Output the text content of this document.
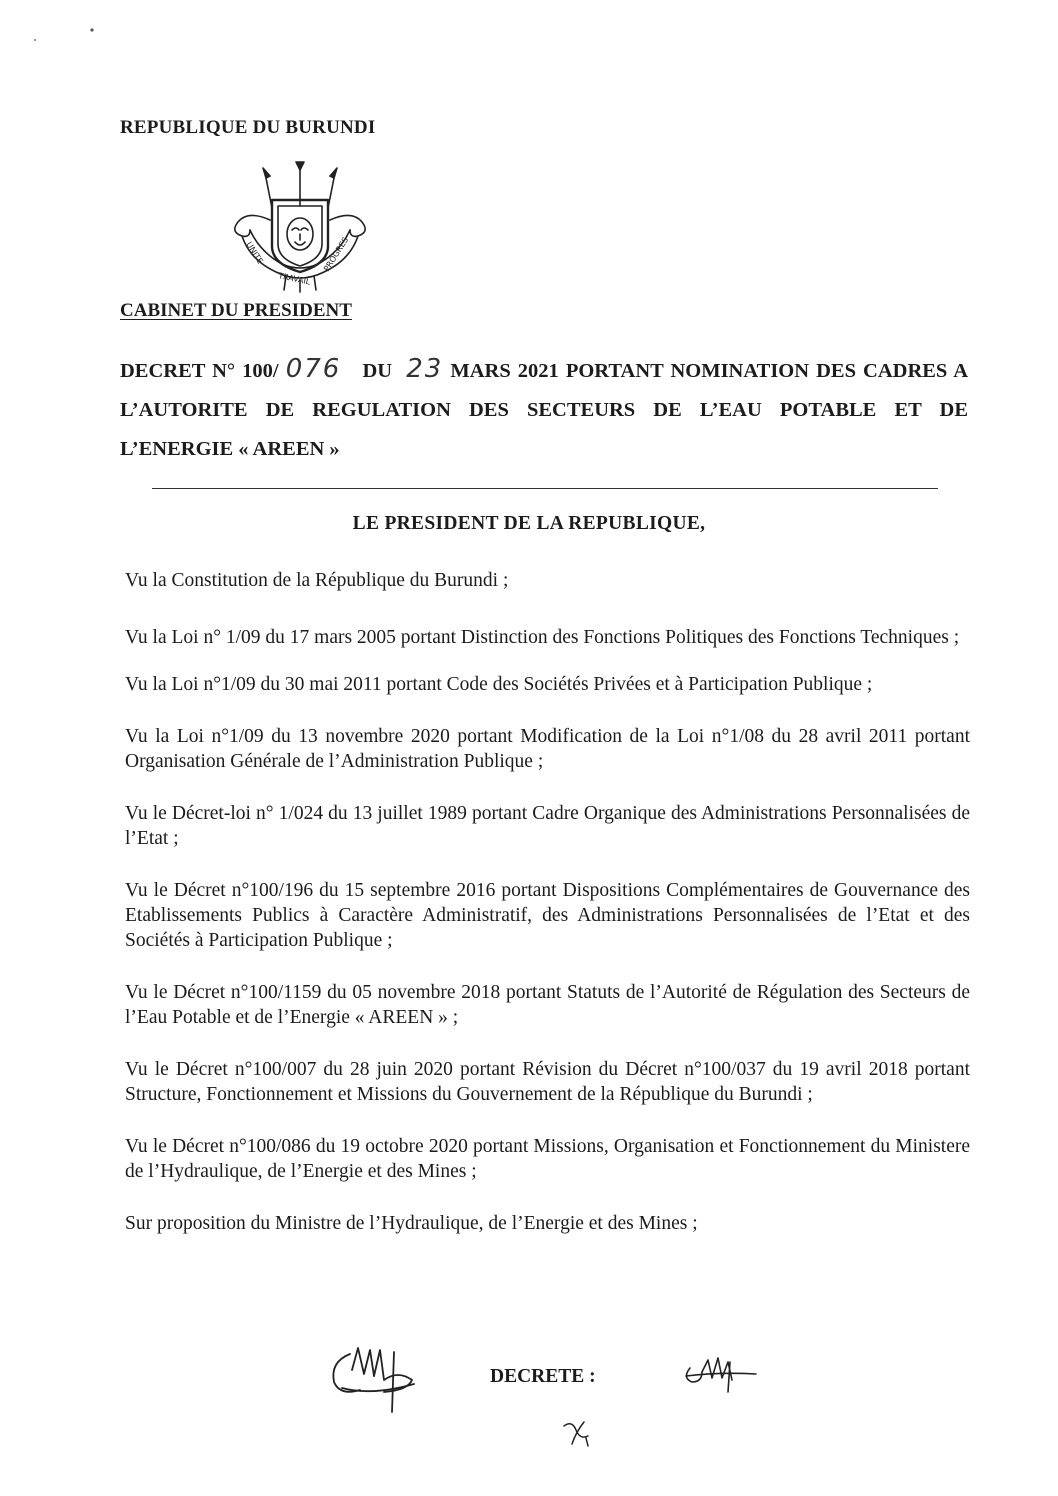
REPUBLIQUE DU BURUNDI
UNITE
TRAVAIL
PROGRES
CABINET DU PRESIDENT
DECRET N° 100/ 076 DU 23 MARS 2021 PORTANT NOMINATION DES CADRES A L’AUTORITE DE REGULATION DES SECTEURS DE L’EAU POTABLE ET DE L’ENERGIE « AREEN »
LE PRESIDENT DE LA REPUBLIQUE,

Vu la Constitution de la République du Burundi ;

Vu la Loi n° 1/09 du 17 mars 2005 portant Distinction des Fonctions Politiques des Fonctions Techniques ;

Vu la Loi n°1/09 du 30 mai 2011 portant Code des Sociétés Privées et à Participation Publique ;

Vu la Loi n°1/09 du 13 novembre 2020 portant Modification de la Loi n°1/08 du 28 avril 2011 portant Organisation Générale de l’Administration Publique ;

Vu le Décret-loi n° 1/024 du 13 juillet 1989 portant Cadre Organique des Administrations Personnalisées de l’Etat ;

Vu le Décret n°100/196 du 15 septembre 2016 portant Dispositions Complémentaires de Gouvernance des Etablissements Publics à Caractère Administratif, des Administrations Personnalisées de l’Etat et des Sociétés à Participation Publique ;

Vu le Décret n°100/1159 du 05 novembre 2018 portant Statuts de l’Autorité de Régulation des Secteurs de l’Eau Potable et de l’Energie « AREEN » ;

Vu le Décret n°100/007 du 28 juin 2020 portant Révision du Décret n°100/037 du 19 avril 2018 portant Structure, Fonctionnement et Missions du Gouvernement de la République du Burundi ;

Vu le Décret n°100/086 du 19 octobre 2020 portant Missions, Organisation et Fonctionnement du Ministere de l’Hydraulique, de l’Energie et des Mines ;

Sur proposition du Ministre de l’Hydraulique, de l’Energie et des Mines ;

DECRETE :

***

=== What to do ===
Quote the records in their entirety, keeping the wording exact and excluding pictures.

=== Worked answer ===
Output the text content of this document.
REPUBLIQUE DU BURUNDI
UNITE
TRAVAIL
PROGRES
CABINET DU PRESIDENT
DECRET N° 100/ 076 DU 23 MARS 2021 PORTANT NOMINATION DES CADRES A L’AUTORITE DE REGULATION DES SECTEURS DE L’EAU POTABLE ET DE L’ENERGIE « AREEN »
LE PRESIDENT DE LA REPUBLIQUE,

Vu la Constitution de la République du Burundi ;

Vu la Loi n° 1/09 du 17 mars 2005 portant Distinction des Fonctions Politiques des Fonctions Techniques ;

Vu la Loi n°1/09 du 30 mai 2011 portant Code des Sociétés Privées et à Participation Publique ;

Vu la Loi n°1/09 du 13 novembre 2020 portant Modification de la Loi n°1/08 du 28 avril 2011 portant Organisation Générale de l’Administration Publique ;

Vu le Décret-loi n° 1/024 du 13 juillet 1989 portant Cadre Organique des Administrations Personnalisées de l’Etat ;

Vu le Décret n°100/196 du 15 septembre 2016 portant Dispositions Complémentaires de Gouvernance des Etablissements Publics à Caractère Administratif, des Administrations Personnalisées de l’Etat et des Sociétés à Participation Publique ;

Vu le Décret n°100/1159 du 05 novembre 2018 portant Statuts de l’Autorité de Régulation des Secteurs de l’Eau Potable et de l’Energie « AREEN » ;

Vu le Décret n°100/007 du 28 juin 2020 portant Révision du Décret n°100/037 du 19 avril 2018 portant Structure, Fonctionnement et Missions du Gouvernement de la République du Burundi ;

Vu le Décret n°100/086 du 19 octobre 2020 portant Missions, Organisation et Fonctionnement du Ministere de l’Hydraulique, de l’Energie et des Mines ;

Sur proposition du Ministre de l’Hydraulique, de l’Energie et des Mines ;

DECRETE :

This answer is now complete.